- _Requirement_: Identify each line in the records below that contains the word "emoji", and copy it.

- _Dataset records_:
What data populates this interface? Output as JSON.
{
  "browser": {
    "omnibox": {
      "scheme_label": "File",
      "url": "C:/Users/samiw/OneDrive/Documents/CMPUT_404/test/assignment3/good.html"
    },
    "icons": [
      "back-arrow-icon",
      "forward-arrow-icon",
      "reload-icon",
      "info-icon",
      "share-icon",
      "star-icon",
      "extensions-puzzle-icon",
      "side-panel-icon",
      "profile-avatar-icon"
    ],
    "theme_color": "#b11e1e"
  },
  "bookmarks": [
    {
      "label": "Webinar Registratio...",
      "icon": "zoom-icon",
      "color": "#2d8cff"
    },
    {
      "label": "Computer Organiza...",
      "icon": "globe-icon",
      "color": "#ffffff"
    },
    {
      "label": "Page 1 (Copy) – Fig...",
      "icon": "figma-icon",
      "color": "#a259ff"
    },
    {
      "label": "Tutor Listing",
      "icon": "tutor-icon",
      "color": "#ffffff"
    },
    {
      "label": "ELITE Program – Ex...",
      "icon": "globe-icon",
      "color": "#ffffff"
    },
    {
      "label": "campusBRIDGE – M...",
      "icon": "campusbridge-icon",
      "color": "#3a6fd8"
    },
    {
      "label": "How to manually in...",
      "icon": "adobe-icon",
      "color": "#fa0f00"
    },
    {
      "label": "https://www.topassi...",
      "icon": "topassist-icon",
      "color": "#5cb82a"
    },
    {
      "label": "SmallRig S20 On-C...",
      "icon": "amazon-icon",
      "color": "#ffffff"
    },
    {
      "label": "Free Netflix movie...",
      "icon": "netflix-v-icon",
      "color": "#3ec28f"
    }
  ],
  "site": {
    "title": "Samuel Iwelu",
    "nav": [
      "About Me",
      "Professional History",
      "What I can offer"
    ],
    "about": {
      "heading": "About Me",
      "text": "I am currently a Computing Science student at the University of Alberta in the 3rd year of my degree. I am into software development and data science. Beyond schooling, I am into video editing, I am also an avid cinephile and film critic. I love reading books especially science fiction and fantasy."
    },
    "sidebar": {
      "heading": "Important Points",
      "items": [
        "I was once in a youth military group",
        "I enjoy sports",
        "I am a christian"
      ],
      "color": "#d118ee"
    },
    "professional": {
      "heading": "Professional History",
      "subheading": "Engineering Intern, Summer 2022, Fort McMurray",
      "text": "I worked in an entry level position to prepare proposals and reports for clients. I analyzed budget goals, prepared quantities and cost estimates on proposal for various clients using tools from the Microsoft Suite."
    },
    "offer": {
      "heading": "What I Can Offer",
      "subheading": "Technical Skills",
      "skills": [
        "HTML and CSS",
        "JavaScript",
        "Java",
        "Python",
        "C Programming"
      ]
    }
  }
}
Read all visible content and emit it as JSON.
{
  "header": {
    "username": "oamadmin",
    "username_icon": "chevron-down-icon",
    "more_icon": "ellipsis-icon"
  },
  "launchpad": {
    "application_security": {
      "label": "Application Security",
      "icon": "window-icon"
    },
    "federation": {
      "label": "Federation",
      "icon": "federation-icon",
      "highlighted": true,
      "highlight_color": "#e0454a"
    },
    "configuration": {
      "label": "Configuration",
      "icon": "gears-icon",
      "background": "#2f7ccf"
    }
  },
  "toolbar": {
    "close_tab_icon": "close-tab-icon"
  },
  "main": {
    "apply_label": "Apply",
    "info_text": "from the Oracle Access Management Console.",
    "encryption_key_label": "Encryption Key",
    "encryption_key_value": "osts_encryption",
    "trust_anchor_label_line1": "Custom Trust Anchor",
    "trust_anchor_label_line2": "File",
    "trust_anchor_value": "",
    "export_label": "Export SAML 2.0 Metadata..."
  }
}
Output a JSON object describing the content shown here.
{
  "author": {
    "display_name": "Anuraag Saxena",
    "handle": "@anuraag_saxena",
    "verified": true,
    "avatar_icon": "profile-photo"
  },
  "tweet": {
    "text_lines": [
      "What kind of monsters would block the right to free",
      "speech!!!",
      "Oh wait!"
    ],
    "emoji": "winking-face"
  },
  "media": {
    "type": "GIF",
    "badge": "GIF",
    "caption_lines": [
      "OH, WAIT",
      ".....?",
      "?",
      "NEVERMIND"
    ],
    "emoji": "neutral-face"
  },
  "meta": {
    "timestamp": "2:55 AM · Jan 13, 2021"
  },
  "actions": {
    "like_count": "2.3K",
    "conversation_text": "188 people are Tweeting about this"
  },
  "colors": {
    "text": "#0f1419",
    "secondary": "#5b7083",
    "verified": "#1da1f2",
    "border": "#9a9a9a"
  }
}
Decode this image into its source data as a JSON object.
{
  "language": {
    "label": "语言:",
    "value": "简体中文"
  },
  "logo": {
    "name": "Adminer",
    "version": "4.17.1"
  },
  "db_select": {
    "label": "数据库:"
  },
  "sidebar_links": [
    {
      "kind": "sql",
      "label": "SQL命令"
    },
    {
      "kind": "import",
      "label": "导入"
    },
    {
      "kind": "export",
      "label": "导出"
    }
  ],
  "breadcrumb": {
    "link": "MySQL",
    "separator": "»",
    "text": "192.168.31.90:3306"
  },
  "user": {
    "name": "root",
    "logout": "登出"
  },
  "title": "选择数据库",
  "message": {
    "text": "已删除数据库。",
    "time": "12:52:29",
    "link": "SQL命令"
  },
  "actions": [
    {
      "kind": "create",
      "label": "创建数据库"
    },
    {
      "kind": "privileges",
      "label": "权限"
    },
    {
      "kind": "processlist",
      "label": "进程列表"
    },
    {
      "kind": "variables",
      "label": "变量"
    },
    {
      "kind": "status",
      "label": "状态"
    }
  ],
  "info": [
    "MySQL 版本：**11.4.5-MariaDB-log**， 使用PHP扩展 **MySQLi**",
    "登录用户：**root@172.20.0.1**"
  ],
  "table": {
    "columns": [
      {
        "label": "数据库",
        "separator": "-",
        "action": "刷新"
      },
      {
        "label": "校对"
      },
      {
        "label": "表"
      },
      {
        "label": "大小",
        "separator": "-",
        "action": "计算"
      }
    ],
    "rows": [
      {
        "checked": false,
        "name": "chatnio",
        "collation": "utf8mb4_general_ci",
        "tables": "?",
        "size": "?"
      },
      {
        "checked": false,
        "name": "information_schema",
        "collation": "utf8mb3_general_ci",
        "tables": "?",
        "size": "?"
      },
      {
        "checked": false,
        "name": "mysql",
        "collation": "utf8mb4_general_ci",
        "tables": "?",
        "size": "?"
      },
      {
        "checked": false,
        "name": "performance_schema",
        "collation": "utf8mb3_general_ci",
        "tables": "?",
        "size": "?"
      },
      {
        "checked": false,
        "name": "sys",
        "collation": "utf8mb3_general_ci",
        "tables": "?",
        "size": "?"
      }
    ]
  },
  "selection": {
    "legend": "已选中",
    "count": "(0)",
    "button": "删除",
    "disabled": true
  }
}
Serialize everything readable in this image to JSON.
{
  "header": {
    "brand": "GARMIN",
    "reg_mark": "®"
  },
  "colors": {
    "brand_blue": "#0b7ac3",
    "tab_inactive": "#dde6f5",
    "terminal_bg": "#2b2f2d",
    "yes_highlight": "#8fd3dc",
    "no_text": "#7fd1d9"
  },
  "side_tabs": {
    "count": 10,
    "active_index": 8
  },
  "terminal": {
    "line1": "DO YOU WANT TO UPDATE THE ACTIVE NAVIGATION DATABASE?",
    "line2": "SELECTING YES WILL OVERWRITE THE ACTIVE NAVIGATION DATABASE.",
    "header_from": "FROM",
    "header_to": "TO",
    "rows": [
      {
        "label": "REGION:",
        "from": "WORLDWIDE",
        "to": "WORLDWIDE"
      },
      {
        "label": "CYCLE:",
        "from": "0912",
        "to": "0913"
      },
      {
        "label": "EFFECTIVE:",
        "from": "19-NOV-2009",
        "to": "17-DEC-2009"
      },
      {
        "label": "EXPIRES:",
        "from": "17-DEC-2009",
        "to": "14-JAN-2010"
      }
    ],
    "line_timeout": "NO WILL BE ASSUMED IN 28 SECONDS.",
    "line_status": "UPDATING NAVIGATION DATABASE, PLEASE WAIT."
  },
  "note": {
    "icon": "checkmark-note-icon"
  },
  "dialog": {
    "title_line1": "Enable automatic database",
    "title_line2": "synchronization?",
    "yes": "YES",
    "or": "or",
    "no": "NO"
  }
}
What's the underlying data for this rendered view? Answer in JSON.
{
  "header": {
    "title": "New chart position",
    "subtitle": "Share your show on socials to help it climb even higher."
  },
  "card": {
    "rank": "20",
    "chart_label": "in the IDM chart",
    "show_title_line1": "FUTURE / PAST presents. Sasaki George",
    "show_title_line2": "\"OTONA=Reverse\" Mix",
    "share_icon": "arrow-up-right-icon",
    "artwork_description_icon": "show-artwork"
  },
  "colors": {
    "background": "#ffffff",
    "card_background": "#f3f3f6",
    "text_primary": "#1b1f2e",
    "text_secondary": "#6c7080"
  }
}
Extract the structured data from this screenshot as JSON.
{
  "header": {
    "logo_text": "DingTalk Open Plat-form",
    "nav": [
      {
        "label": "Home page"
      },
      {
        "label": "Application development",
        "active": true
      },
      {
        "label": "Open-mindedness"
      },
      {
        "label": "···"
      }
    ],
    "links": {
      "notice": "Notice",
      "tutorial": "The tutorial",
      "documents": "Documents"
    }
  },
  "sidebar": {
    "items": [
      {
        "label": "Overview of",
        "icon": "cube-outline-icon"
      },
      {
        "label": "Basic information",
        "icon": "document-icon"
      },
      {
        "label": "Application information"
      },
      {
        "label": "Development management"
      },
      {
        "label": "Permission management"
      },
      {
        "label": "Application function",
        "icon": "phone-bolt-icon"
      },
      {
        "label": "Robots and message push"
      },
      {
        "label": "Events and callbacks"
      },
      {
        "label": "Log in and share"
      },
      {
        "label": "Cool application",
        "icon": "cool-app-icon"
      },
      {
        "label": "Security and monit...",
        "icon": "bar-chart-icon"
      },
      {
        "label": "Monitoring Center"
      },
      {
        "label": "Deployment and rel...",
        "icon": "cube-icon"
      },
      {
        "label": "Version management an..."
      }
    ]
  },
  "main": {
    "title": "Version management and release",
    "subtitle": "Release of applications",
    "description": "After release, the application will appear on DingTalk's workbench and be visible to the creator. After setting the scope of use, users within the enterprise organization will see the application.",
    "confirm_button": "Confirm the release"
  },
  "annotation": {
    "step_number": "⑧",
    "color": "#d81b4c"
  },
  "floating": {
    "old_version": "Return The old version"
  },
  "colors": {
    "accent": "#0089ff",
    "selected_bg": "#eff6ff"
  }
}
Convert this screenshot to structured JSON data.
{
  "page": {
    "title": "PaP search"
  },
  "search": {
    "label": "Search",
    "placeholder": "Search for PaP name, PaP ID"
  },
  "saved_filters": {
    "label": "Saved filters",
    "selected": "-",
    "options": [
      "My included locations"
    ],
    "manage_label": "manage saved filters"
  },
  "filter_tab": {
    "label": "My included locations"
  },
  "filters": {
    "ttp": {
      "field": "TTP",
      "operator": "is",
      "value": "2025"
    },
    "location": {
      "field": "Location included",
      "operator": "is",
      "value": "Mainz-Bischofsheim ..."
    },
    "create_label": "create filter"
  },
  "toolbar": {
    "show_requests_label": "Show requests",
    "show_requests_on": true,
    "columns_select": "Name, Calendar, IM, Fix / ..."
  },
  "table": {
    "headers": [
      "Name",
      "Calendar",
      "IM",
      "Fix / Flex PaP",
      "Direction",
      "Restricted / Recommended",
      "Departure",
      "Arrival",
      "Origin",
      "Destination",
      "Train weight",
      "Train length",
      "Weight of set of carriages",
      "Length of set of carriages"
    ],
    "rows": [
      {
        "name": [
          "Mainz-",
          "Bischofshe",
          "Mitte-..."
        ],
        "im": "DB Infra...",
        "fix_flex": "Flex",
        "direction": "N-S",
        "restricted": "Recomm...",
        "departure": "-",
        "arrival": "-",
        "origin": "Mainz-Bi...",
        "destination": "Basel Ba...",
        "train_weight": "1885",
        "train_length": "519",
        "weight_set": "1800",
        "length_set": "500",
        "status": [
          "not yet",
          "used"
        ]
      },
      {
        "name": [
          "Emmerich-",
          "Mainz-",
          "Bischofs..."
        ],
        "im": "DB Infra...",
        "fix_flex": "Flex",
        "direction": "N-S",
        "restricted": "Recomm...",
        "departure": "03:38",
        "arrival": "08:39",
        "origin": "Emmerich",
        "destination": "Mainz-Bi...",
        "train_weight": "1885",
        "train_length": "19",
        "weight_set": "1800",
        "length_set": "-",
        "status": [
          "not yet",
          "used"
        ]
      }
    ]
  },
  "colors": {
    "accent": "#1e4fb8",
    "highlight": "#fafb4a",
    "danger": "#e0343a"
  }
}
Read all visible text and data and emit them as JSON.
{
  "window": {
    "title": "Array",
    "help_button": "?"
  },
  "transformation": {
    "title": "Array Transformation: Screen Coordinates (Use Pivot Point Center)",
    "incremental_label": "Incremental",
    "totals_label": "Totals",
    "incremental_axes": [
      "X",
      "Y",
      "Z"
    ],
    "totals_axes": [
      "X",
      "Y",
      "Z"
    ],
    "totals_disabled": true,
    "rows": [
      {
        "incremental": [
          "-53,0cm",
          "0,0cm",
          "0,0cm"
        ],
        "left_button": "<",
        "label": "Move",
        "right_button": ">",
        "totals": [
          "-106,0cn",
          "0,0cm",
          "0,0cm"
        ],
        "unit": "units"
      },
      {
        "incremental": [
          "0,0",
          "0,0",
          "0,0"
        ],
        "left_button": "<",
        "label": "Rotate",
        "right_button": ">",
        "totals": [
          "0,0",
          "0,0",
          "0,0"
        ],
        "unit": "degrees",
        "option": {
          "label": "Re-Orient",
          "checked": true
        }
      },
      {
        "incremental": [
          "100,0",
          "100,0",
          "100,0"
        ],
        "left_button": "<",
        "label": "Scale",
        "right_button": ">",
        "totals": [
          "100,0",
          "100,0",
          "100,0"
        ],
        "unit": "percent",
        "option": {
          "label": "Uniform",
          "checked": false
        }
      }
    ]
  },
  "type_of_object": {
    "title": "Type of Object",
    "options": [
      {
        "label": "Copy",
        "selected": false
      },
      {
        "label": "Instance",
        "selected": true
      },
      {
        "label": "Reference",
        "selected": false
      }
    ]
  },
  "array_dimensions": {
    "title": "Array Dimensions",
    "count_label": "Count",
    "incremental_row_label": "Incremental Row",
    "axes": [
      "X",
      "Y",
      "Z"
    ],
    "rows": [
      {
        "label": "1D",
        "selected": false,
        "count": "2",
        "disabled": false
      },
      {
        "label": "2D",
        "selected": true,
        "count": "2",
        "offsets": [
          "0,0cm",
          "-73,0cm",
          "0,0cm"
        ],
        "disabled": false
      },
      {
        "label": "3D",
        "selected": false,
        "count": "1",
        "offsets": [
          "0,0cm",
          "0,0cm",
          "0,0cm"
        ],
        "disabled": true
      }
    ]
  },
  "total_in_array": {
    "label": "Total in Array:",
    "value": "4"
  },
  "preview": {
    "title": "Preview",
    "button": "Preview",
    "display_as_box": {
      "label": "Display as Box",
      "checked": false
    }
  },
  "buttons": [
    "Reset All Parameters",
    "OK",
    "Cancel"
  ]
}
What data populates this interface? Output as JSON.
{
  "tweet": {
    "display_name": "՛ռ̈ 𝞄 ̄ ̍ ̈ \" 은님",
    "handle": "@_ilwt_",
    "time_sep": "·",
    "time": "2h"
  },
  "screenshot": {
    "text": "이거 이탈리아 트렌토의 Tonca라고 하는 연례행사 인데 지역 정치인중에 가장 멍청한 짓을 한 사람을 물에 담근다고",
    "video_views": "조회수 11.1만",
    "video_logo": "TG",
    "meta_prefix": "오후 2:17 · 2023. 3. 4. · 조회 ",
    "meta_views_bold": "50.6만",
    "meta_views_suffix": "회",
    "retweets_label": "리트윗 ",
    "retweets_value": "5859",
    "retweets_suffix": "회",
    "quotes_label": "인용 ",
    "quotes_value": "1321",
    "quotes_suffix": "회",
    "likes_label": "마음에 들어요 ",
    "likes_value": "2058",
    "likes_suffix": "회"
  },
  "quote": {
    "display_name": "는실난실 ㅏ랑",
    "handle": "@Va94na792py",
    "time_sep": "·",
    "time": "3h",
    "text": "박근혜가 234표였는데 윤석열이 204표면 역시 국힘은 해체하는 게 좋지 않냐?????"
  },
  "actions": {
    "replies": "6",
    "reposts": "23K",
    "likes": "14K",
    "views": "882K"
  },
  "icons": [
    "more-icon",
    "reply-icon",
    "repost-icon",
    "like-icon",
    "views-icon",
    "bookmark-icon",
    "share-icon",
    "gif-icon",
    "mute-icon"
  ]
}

- _Answer to this task_:
    "emoji": "winking-face"
    "emoji": "neutral-face"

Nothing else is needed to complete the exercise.